# TEXTE À LIRE:
· · · ·

NEW YORK: L’élection présidentielle de mercredi en Syrie était une «mascarade» et une «blague grotesque», selon le représentant du Royaume-Uni au Conseil de sécurité de l’ONU. D'autres membres ont qualifié le scrutin de «nul et non avenu» ou encore «d'insulte à la démocratie».
Ces commentaires ont été émis pendant que Geir Pedersen, l’envoyé spécial de l’ONU pour la Syrie, informait le Conseil des derniers développements en Syrie.
Pedersen, a réaffirmé que l'élection ne suit pas les exigences de la résolution 2254 de l'ONU, qui exige des élections libres et équitables, supervisées par l'ONU, menées conformément à une nouvelle constitution «selon les normes internationales les plus élevées de transparence et la responsabilité», et dans laquelle tous les Syriens, y compris les réfugiés dans d'autres pays, peuvent voter.
«l'ONU n'est pas impliquée dans cette élection et n'a aucun mandat», a affirmé Pedersen. «Les Nations Unies continuent de souligner l'importance d'une solution politique négociée en Syrie pour mettre en œuvre la résolution 2254. Cela reste la seule voie durable pour mettre fin au conflit et aux souffrances du peuple syrien», ajoute-t-il.
Dans sa mise au point sur la situation politique et humanitaire dans ce pays ravagé par la guerre, l'envoyé a révélé que les Syriens continuent à endurer «la même souffrance et le même schéma d'événements et de dynamiques mois après mois - un schéma qui, je le crains, n'entraîne lentement les Syriens vers un abîme encore plus profond».
Mais Pedersen a ajouté que la situation est également «stagnante».
«Ce qu'il faut, c'est une solution politique dirigée et faite par les Syriens, facilitée par les Nations Unies et soutenue par une diplomatie internationale constructive», a-t-il expliqué.
Il a rappelé aux quinze membres du conseil le travail qui doit être accompli pour parvenir à un cessez-le-feu durable à l'échelle nationale, afin de combattre le terrorisme grâce à une approche coopérative qui respecte le droit international, ainsi que d’intensifier les efforts dans le but de libérer les détenus et les personnes enlevées.
La situation humanitaire désastreuse pose un autre problème urgent, a avoué Pedersen, aggravé par de sérieuses pénuries d'eau et des prix alimentaires historiquement élevés. Il a de nouveau souligné l'importance du rétablissement d'un «accès humanitaire complet, durable et sans entrave à toutes les régions de la Syrie».
Le secrétaire général adjoint aux affaires humanitaires et Coordonnateur des secours d'urgence de l’ONU, Mark Lowcock, a fait écho à ces propos. Il a averti que «l’opération transfrontalière, qui constitue une bouée de sauvetage pour plus de 3 millions de personnes, est irremplaçable. Nous comptons sur ce conseil pour veiller à ce que cette ligne de vie ne soit pas coupée».
Pedersen a de plus appelé les membres du conseil à parvenir à un consensus sur les mécanismes transfrontaliers et à autoriser à nouveau les postes frontaliers de Bab al Salam et de Yaroubiyah pour une période de 12 mois supplémentaire afin que l'aide vitale, «toujours essentielle pour sauver des vies», puisse atteindre les millions de personnes qui en ont vraiment besoin.

· · · ·

# INFORMATIONS AFFICHÉES:
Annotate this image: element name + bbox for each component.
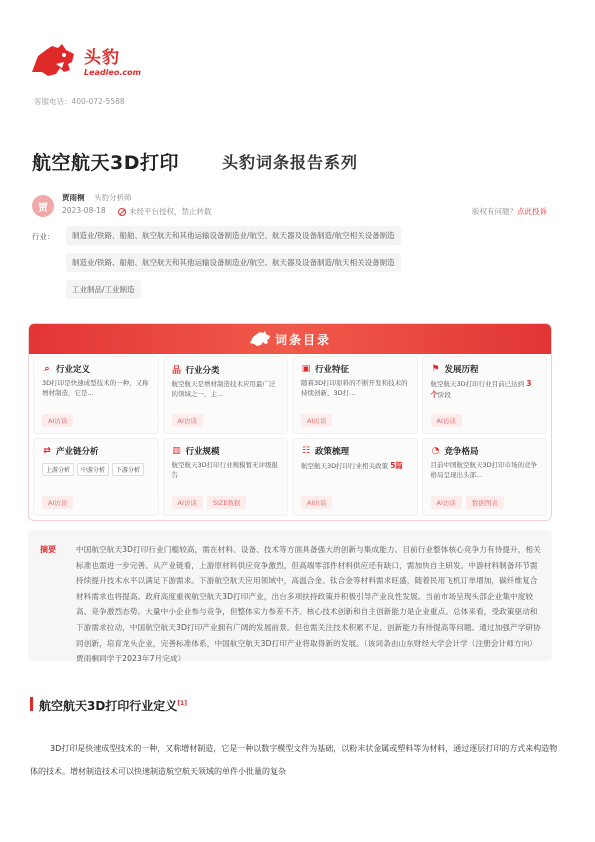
publish-date: 2023-08-18 <box>62 206 106 215</box>
toc-item-title: 行业特征 <box>315 365 350 375</box>
toc-panel <box>28 323 552 521</box>
notice-text: 未经平台授权，禁止转载 <box>129 207 212 216</box>
reference-mark[interactable]: [1] <box>177 700 187 707</box>
copyright-notice <box>118 206 212 217</box>
leopard-logo-icon <box>28 42 78 82</box>
industry-label: 行业： <box>32 232 55 241</box>
toc-item-summary: 航空航天3D打印行业目前已达到 3个阶段 <box>430 379 532 399</box>
ai-interview-tag[interactable]: AI访谈 <box>431 414 462 427</box>
ai-interview-tag[interactable]: AI访谈 <box>172 496 203 509</box>
body-paragraph: 3D打印是快速成型技术的一种，又称增材制造，它是一种以数字模型文件为基础，以粉末状金属或塑料等为材料，通过逐层打印的方式来构造物体的技术。增材制造技术可以快速制造航空航天领域的单件小批量的复杂 <box>30 744 558 776</box>
toc-item-summary: 3D打印是快速成型技术的一种，又称增材制造，它是... <box>42 379 149 397</box>
toc-item-summary: 航空航天3D打印行业规模暂无评级报告 <box>171 461 279 479</box>
features-icon: ▣ <box>301 364 311 374</box>
brand-domain: Leadleo.com <box>84 67 141 77</box>
brand-logo <box>28 42 141 82</box>
toc-item-competition[interactable] <box>422 438 548 516</box>
complaint-prefix: 版权有问题？ <box>472 207 517 216</box>
industry-tag[interactable]: 制造业/铁路、船舶、航空航天和其他运输设备制造业/航空、航天器及设备制造/航天相关设备制造 <box>66 253 401 272</box>
bar-chart-icon: ▥ <box>172 446 181 456</box>
toc-item-policy[interactable] <box>292 438 418 516</box>
ai-interview-tag[interactable]: AI访谈 <box>42 496 73 509</box>
page-title: 航空航天3D打印 <box>32 152 179 174</box>
ai-interview-tag[interactable]: AI访谈 <box>42 414 73 427</box>
hierarchy-icon: 品 <box>171 366 181 376</box>
toc-item-title: 政策梳理 <box>315 447 350 457</box>
brand-name: 头豹 <box>84 47 120 68</box>
leopard-icon <box>249 331 271 347</box>
copyright-complaint <box>472 206 547 217</box>
toc-item-summary: 航空航天3D打印行业相关政策 5篇 <box>301 461 403 470</box>
toc-item-industry-chain[interactable] <box>33 438 159 516</box>
upstream-tag[interactable]: 上游分析 <box>42 463 74 476</box>
industry-tag[interactable]: 制造业/铁路、船舶、航空航天和其他运输设备制造业/航空、航天器及设备制造/航空相关设备制造 <box>66 226 401 245</box>
abstract-text: 中国航空航天3D打印行业门槛较高，需在材料、设备、技术等方面具备强大的创新与集成能力。目前行业整体核心竞争力有待提升，相关标准也需进一步完善。从产业链看，上游原材料供应竞争激烈，但高端零部件材料供应还有缺口，需加快自主研发。中游材料制备环节需持续提升技术水平以满足下游需求。下游航空航天应用领域中，高温合金、钛合金等材料需求旺盛，随着民用飞机订单增加，碳纤维复合材料需求也将提高。政府高度重视航空航天3D打印产业，出台多项扶持政策并积极引导产业良性发展。当前市场呈现头部企业集中度较高、竞争激烈态势。大量中小企业参与竞争，但整体实力参差不齐。核心技术创新和自主创新能力是企业重点。总体来看，受政策驱动和下游需求拉动，中国航空航天3D打印产业拥有广阔的发展前景。但也需关注技术积累不足、创新能力有待提高等问题。通过加强产学研协同创新，培育龙头企业，完善标准体系，中国航空航天3D打印产业将取得新的发展。（该词条由山东财经大学会计学（注册会计师方向）贾雨桐同学于2023年7月完成） <box>76 545 541 664</box>
toc-item-title: 行业规模 <box>185 447 220 457</box>
toc-item-title: 行业分类 <box>185 365 220 376</box>
prohibited-icon <box>118 208 126 216</box>
toc-item-summary: 随着3D打印原料的不断开发和技术的持续创新，3D打... <box>301 379 408 397</box>
author-role: 头豹分析师 <box>94 193 132 202</box>
toc-item-title: 竞争格局 <box>444 447 479 457</box>
ai-interview-tag[interactable]: AI访谈 <box>301 496 332 509</box>
toc-item-market-size[interactable] <box>163 438 289 516</box>
abstract-label: 摘要 <box>40 545 56 554</box>
chain-icon: ⇄ <box>43 446 51 456</box>
toc-item-summary: 航空航天是增材制造技术应用最广泛的领域之一，主... <box>171 380 276 398</box>
flag-icon: ⚑ <box>431 364 440 374</box>
toc-item-title: 发展历程 <box>444 365 479 375</box>
abstract-box <box>28 530 552 664</box>
service-hotline: 客服电话：400-072-5588 <box>34 97 125 106</box>
toc-grid <box>33 356 547 516</box>
section-marker <box>30 697 33 711</box>
author-avatar: 贾 <box>32 195 54 217</box>
ai-interview-tag[interactable]: AI访谈 <box>301 414 332 427</box>
ai-interview-tag[interactable]: AI访谈 <box>431 496 462 509</box>
pie-icon: ◔ <box>431 446 440 456</box>
toc-item-title: 行业定义 <box>56 365 91 375</box>
complaint-link[interactable]: 点此投诉 <box>517 207 547 216</box>
report-series: 头豹词条报告系列 <box>222 153 359 172</box>
toc-item-title: 产业链分析 <box>56 447 99 457</box>
toc-item-definition[interactable] <box>33 356 159 434</box>
toc-title: 词条目录 <box>274 332 331 347</box>
toc-item-features[interactable] <box>292 356 418 434</box>
size-data-tag[interactable]: SIZE数据 <box>207 496 247 509</box>
author-name[interactable]: 贾雨桐 <box>62 193 85 202</box>
toc-item-classification[interactable] <box>163 356 289 434</box>
data-chart-tag[interactable]: 数据图表 <box>466 496 504 509</box>
section-title: 航空航天3D打印行业定义[1] <box>39 699 187 713</box>
industry-tag[interactable]: 工业制品/工业制造 <box>66 280 141 299</box>
toc-header <box>29 324 551 354</box>
policy-icon: ☷ <box>301 446 311 456</box>
toc-item-history[interactable] <box>422 356 548 434</box>
magnifier-icon: ⌕ <box>44 364 50 374</box>
midstream-tag[interactable]: 中游分析 <box>77 463 109 476</box>
downstream-tag[interactable]: 下游分析 <box>112 463 144 476</box>
toc-item-summary: 目前中国航空航天3D打印市场的竞争格局呈现出头部... <box>430 461 538 479</box>
ai-interview-tag[interactable]: AI访谈 <box>172 414 203 427</box>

· · · ·

# TRAVAIL À FAIRE:
Dans le texte sur l'élection présidentielle en Syrie, relevez toutes les expressions que les membres du Conseil de sécurité emploient pour qualifier ce scrutin.

# RÉPONSE PROPOSÉE:
- «mascarade»
- «blague grotesque»
- «nul et non avenu»
- «insulte à la démocratie»